• **Work to be completed**:
Reproduce all of the listing below without alteration.

########

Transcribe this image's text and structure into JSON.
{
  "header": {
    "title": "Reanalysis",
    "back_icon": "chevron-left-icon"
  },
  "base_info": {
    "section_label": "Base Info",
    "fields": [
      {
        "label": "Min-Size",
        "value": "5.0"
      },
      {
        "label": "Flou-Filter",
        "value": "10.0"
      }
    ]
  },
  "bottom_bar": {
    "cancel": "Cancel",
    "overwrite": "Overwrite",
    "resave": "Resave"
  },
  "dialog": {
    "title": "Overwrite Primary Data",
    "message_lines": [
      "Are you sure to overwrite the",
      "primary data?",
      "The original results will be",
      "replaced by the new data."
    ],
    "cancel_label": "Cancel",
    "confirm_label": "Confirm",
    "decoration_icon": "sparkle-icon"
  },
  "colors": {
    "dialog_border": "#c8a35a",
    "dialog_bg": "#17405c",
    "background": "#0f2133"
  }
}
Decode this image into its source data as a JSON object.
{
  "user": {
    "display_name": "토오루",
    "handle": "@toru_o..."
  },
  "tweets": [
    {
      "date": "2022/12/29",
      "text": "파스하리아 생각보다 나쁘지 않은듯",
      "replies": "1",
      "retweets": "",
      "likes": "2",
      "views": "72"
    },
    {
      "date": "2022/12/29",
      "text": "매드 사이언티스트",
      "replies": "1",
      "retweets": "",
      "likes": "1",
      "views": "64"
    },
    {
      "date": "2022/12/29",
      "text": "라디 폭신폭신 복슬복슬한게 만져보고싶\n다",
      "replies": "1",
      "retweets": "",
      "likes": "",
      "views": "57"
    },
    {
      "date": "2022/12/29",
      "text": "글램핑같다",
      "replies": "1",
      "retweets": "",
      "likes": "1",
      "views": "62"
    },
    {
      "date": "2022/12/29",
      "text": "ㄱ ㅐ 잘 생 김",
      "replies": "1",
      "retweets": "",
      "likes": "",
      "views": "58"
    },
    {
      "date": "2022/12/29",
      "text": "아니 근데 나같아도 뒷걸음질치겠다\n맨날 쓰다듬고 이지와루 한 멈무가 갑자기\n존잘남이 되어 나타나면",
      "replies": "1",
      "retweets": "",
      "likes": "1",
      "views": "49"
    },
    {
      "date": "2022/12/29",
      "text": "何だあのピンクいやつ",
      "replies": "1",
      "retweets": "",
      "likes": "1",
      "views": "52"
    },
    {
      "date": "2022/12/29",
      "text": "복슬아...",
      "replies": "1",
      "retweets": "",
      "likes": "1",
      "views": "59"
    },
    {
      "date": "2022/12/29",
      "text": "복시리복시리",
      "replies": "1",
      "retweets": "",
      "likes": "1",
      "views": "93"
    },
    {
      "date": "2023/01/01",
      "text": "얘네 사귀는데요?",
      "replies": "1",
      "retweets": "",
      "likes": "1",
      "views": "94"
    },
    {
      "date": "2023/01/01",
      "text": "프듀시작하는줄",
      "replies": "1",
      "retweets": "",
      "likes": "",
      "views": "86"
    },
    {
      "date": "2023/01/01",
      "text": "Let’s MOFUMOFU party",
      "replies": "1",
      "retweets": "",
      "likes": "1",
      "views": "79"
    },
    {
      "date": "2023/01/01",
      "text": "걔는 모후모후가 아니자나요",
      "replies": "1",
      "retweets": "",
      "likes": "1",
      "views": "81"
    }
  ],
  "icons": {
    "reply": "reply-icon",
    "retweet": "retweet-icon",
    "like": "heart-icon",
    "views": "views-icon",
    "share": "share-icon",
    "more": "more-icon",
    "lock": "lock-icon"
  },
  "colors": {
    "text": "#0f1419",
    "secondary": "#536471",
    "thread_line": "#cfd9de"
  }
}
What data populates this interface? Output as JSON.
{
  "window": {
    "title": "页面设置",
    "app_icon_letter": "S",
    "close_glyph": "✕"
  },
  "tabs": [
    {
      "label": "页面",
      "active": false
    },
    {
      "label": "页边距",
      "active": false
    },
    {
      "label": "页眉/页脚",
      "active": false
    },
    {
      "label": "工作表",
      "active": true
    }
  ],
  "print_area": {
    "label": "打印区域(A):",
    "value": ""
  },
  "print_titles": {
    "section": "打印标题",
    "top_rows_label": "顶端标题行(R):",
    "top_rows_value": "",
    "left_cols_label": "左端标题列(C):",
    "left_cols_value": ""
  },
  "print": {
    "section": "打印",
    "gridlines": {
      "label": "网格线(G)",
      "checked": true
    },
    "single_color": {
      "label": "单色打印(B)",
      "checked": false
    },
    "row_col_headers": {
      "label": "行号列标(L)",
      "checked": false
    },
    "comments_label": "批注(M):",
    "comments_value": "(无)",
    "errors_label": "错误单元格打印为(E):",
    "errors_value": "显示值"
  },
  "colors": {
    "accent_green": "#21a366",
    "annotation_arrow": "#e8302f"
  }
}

########

• **Output for this task**:
Transcribe this image's text and structure into JSON.
{
  "header": {
    "title": "Reanalysis",
    "back_icon": "chevron-left-icon"
  },
  "base_info": {
    "section_label": "Base Info",
    "fields": [
      {
        "label": "Min-Size",
        "value": "5.0"
      },
      {
        "label": "Flou-Filter",
        "value": "10.0"
      }
    ]
  },
  "bottom_bar": {
    "cancel": "Cancel",
    "overwrite": "Overwrite",
    "resave": "Resave"
  },
  "dialog": {
    "title": "Overwrite Primary Data",
    "message_lines": [
      "Are you sure to overwrite the",
      "primary data?",
      "The original results will be",
      "replaced by the new data."
    ],
    "cancel_label": "Cancel",
    "confirm_label": "Confirm",
    "decoration_icon": "sparkle-icon"
  },
  "colors": {
    "dialog_border": "#c8a35a",
    "dialog_bg": "#17405c",
    "background": "#0f2133"
  }
}
Decode this image into its source data as a JSON object.
{
  "user": {
    "display_name": "토오루",
    "handle": "@toru_o..."
  },
  "tweets": [
    {
      "date": "2022/12/29",
      "text": "파스하리아 생각보다 나쁘지 않은듯",
      "replies": "1",
      "retweets": "",
      "likes": "2",
      "views": "72"
    },
    {
      "date": "2022/12/29",
      "text": "매드 사이언티스트",
      "replies": "1",
      "retweets": "",
      "likes": "1",
      "views": "64"
    },
    {
      "date": "2022/12/29",
      "text": "라디 폭신폭신 복슬복슬한게 만져보고싶\n다",
      "replies": "1",
      "retweets": "",
      "likes": "",
      "views": "57"
    },
    {
      "date": "2022/12/29",
      "text": "글램핑같다",
      "replies": "1",
      "retweets": "",
      "likes": "1",
      "views": "62"
    },
    {
      "date": "2022/12/29",
      "text": "ㄱ ㅐ 잘 생 김",
      "replies": "1",
      "retweets": "",
      "likes": "",
      "views": "58"
    },
    {
      "date": "2022/12/29",
      "text": "아니 근데 나같아도 뒷걸음질치겠다\n맨날 쓰다듬고 이지와루 한 멈무가 갑자기\n존잘남이 되어 나타나면",
      "replies": "1",
      "retweets": "",
      "likes": "1",
      "views": "49"
    },
    {
      "date": "2022/12/29",
      "text": "何だあのピンクいやつ",
      "replies": "1",
      "retweets": "",
      "likes": "1",
      "views": "52"
    },
    {
      "date": "2022/12/29",
      "text": "복슬아...",
      "replies": "1",
      "retweets": "",
      "likes": "1",
      "views": "59"
    },
    {
      "date": "2022/12/29",
      "text": "복시리복시리",
      "replies": "1",
      "retweets": "",
      "likes": "1",
      "views": "93"
    },
    {
      "date": "2023/01/01",
      "text": "얘네 사귀는데요?",
      "replies": "1",
      "retweets": "",
      "likes": "1",
      "views": "94"
    },
    {
      "date": "2023/01/01",
      "text": "프듀시작하는줄",
      "replies": "1",
      "retweets": "",
      "likes": "",
      "views": "86"
    },
    {
      "date": "2023/01/01",
      "text": "Let’s MOFUMOFU party",
      "replies": "1",
      "retweets": "",
      "likes": "1",
      "views": "79"
    },
    {
      "date": "2023/01/01",
      "text": "걔는 모후모후가 아니자나요",
      "replies": "1",
      "retweets": "",
      "likes": "1",
      "views": "81"
    }
  ],
  "icons": {
    "reply": "reply-icon",
    "retweet": "retweet-icon",
    "like": "heart-icon",
    "views": "views-icon",
    "share": "share-icon",
    "more": "more-icon",
    "lock": "lock-icon"
  },
  "colors": {
    "text": "#0f1419",
    "secondary": "#536471",
    "thread_line": "#cfd9de"
  }
}
What data populates this interface? Output as JSON.
{
  "window": {
    "title": "页面设置",
    "app_icon_letter": "S",
    "close_glyph": "✕"
  },
  "tabs": [
    {
      "label": "页面",
      "active": false
    },
    {
      "label": "页边距",
      "active": false
    },
    {
      "label": "页眉/页脚",
      "active": false
    },
    {
      "label": "工作表",
      "active": true
    }
  ],
  "print_area": {
    "label": "打印区域(A):",
    "value": ""
  },
  "print_titles": {
    "section": "打印标题",
    "top_rows_label": "顶端标题行(R):",
    "top_rows_value": "",
    "left_cols_label": "左端标题列(C):",
    "left_cols_value": ""
  },
  "print": {
    "section": "打印",
    "gridlines": {
      "label": "网格线(G)",
      "checked": true
    },
    "single_color": {
      "label": "单色打印(B)",
      "checked": false
    },
    "row_col_headers": {
      "label": "行号列标(L)",
      "checked": false
    },
    "comments_label": "批注(M):",
    "comments_value": "(无)",
    "errors_label": "错误单元格打印为(E):",
    "errors_value": "显示值"
  },
  "colors": {
    "accent_green": "#21a366",
    "annotation_arrow": "#e8302f"
  }
}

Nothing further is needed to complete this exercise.